The problem:
Present the following entries again, word for word and in full.

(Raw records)
※
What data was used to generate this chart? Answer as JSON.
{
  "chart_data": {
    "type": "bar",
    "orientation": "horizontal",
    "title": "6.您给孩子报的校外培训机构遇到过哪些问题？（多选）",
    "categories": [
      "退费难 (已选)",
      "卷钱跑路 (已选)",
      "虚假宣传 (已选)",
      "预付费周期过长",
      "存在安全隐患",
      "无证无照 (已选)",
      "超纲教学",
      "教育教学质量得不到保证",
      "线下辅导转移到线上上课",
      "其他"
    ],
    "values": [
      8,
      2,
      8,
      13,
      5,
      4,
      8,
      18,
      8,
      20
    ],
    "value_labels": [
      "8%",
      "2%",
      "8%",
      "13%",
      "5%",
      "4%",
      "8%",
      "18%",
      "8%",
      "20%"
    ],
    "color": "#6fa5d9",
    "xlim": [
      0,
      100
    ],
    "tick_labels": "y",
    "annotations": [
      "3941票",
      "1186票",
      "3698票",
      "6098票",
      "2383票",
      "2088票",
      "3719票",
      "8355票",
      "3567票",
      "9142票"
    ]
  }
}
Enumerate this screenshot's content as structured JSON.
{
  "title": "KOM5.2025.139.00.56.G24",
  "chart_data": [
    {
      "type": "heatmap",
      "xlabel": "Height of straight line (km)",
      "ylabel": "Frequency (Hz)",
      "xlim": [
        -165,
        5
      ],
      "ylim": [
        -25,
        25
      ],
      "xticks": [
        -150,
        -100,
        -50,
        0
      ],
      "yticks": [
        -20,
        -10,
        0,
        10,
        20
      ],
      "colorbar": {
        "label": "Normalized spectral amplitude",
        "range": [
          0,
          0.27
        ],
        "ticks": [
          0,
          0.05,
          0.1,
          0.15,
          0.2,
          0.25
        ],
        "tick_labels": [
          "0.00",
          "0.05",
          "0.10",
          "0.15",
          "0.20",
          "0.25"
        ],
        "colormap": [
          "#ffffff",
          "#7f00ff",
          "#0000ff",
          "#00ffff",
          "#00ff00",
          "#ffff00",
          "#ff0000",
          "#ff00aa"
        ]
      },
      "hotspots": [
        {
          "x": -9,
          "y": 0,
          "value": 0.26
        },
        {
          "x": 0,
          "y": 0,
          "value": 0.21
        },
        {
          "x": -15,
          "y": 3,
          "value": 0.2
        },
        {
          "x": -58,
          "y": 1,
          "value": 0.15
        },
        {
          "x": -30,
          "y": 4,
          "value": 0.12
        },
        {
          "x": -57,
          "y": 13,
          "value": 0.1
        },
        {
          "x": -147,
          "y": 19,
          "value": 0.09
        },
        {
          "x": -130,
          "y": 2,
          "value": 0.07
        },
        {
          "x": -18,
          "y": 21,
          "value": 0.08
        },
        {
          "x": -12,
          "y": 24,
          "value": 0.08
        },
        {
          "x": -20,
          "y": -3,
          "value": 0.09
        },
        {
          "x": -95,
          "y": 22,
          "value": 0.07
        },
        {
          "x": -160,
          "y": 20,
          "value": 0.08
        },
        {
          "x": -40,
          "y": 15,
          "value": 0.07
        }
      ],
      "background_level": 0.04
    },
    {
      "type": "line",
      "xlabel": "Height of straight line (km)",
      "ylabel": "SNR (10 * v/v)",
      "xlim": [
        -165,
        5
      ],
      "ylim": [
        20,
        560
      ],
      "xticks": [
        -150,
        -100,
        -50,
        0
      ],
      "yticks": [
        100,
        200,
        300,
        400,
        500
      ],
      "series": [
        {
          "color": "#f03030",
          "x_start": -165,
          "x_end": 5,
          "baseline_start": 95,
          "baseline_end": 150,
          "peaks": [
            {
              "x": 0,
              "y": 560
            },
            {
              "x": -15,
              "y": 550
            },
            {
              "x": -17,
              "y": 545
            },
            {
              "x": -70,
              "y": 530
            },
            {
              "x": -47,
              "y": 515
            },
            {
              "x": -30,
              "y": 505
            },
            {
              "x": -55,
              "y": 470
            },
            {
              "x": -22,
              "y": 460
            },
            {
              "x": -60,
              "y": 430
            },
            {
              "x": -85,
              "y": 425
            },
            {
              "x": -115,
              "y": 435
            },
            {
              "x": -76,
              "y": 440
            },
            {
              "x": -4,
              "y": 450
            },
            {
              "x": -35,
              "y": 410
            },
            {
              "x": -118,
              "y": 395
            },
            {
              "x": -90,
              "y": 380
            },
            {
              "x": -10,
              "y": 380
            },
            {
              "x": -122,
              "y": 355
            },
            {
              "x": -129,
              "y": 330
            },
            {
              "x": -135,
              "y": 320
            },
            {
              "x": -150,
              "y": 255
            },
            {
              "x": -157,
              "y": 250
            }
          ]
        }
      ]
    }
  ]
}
※
Task output:
What data was used to generate this chart? Answer as JSON.
{
  "chart_data": {
    "type": "bar",
    "orientation": "horizontal",
    "title": "6.您给孩子报的校外培训机构遇到过哪些问题？（多选）",
    "categories": [
      "退费难 (已选)",
      "卷钱跑路 (已选)",
      "虚假宣传 (已选)",
      "预付费周期过长",
      "存在安全隐患",
      "无证无照 (已选)",
      "超纲教学",
      "教育教学质量得不到保证",
      "线下辅导转移到线上上课",
      "其他"
    ],
    "values": [
      8,
      2,
      8,
      13,
      5,
      4,
      8,
      18,
      8,
      20
    ],
    "value_labels": [
      "8%",
      "2%",
      "8%",
      "13%",
      "5%",
      "4%",
      "8%",
      "18%",
      "8%",
      "20%"
    ],
    "color": "#6fa5d9",
    "xlim": [
      0,
      100
    ],
    "tick_labels": "y",
    "annotations": [
      "3941票",
      "1186票",
      "3698票",
      "6098票",
      "2383票",
      "2088票",
      "3719票",
      "8355票",
      "3567票",
      "9142票"
    ]
  }
}
Enumerate this screenshot's content as structured JSON.
{
  "title": "KOM5.2025.139.00.56.G24",
  "chart_data": [
    {
      "type": "heatmap",
      "xlabel": "Height of straight line (km)",
      "ylabel": "Frequency (Hz)",
      "xlim": [
        -165,
        5
      ],
      "ylim": [
        -25,
        25
      ],
      "xticks": [
        -150,
        -100,
        -50,
        0
      ],
      "yticks": [
        -20,
        -10,
        0,
        10,
        20
      ],
      "colorbar": {
        "label": "Normalized spectral amplitude",
        "range": [
          0,
          0.27
        ],
        "ticks": [
          0,
          0.05,
          0.1,
          0.15,
          0.2,
          0.25
        ],
        "tick_labels": [
          "0.00",
          "0.05",
          "0.10",
          "0.15",
          "0.20",
          "0.25"
        ],
        "colormap": [
          "#ffffff",
          "#7f00ff",
          "#0000ff",
          "#00ffff",
          "#00ff00",
          "#ffff00",
          "#ff0000",
          "#ff00aa"
        ]
      },
      "hotspots": [
        {
          "x": -9,
          "y": 0,
          "value": 0.26
        },
        {
          "x": 0,
          "y": 0,
          "value": 0.21
        },
        {
          "x": -15,
          "y": 3,
          "value": 0.2
        },
        {
          "x": -58,
          "y": 1,
          "value": 0.15
        },
        {
          "x": -30,
          "y": 4,
          "value": 0.12
        },
        {
          "x": -57,
          "y": 13,
          "value": 0.1
        },
        {
          "x": -147,
          "y": 19,
          "value": 0.09
        },
        {
          "x": -130,
          "y": 2,
          "value": 0.07
        },
        {
          "x": -18,
          "y": 21,
          "value": 0.08
        },
        {
          "x": -12,
          "y": 24,
          "value": 0.08
        },
        {
          "x": -20,
          "y": -3,
          "value": 0.09
        },
        {
          "x": -95,
          "y": 22,
          "value": 0.07
        },
        {
          "x": -160,
          "y": 20,
          "value": 0.08
        },
        {
          "x": -40,
          "y": 15,
          "value": 0.07
        }
      ],
      "background_level": 0.04
    },
    {
      "type": "line",
      "xlabel": "Height of straight line (km)",
      "ylabel": "SNR (10 * v/v)",
      "xlim": [
        -165,
        5
      ],
      "ylim": [
        20,
        560
      ],
      "xticks": [
        -150,
        -100,
        -50,
        0
      ],
      "yticks": [
        100,
        200,
        300,
        400,
        500
      ],
      "series": [
        {
          "color": "#f03030",
          "x_start": -165,
          "x_end": 5,
          "baseline_start": 95,
          "baseline_end": 150,
          "peaks": [
            {
              "x": 0,
              "y": 560
            },
            {
              "x": -15,
              "y": 550
            },
            {
              "x": -17,
              "y": 545
            },
            {
              "x": -70,
              "y": 530
            },
            {
              "x": -47,
              "y": 515
            },
            {
              "x": -30,
              "y": 505
            },
            {
              "x": -55,
              "y": 470
            },
            {
              "x": -22,
              "y": 460
            },
            {
              "x": -60,
              "y": 430
            },
            {
              "x": -85,
              "y": 425
            },
            {
              "x": -115,
              "y": 435
            },
            {
              "x": -76,
              "y": 440
            },
            {
              "x": -4,
              "y": 450
            },
            {
              "x": -35,
              "y": 410
            },
            {
              "x": -118,
              "y": 395
            },
            {
              "x": -90,
              "y": 380
            },
            {
              "x": -10,
              "y": 380
            },
            {
              "x": -122,
              "y": 355
            },
            {
              "x": -129,
              "y": 330
            },
            {
              "x": -135,
              "y": 320
            },
            {
              "x": -150,
              "y": 255
            },
            {
              "x": -157,
              "y": 250
            }
          ]
        }
      ]
    }
  ]
}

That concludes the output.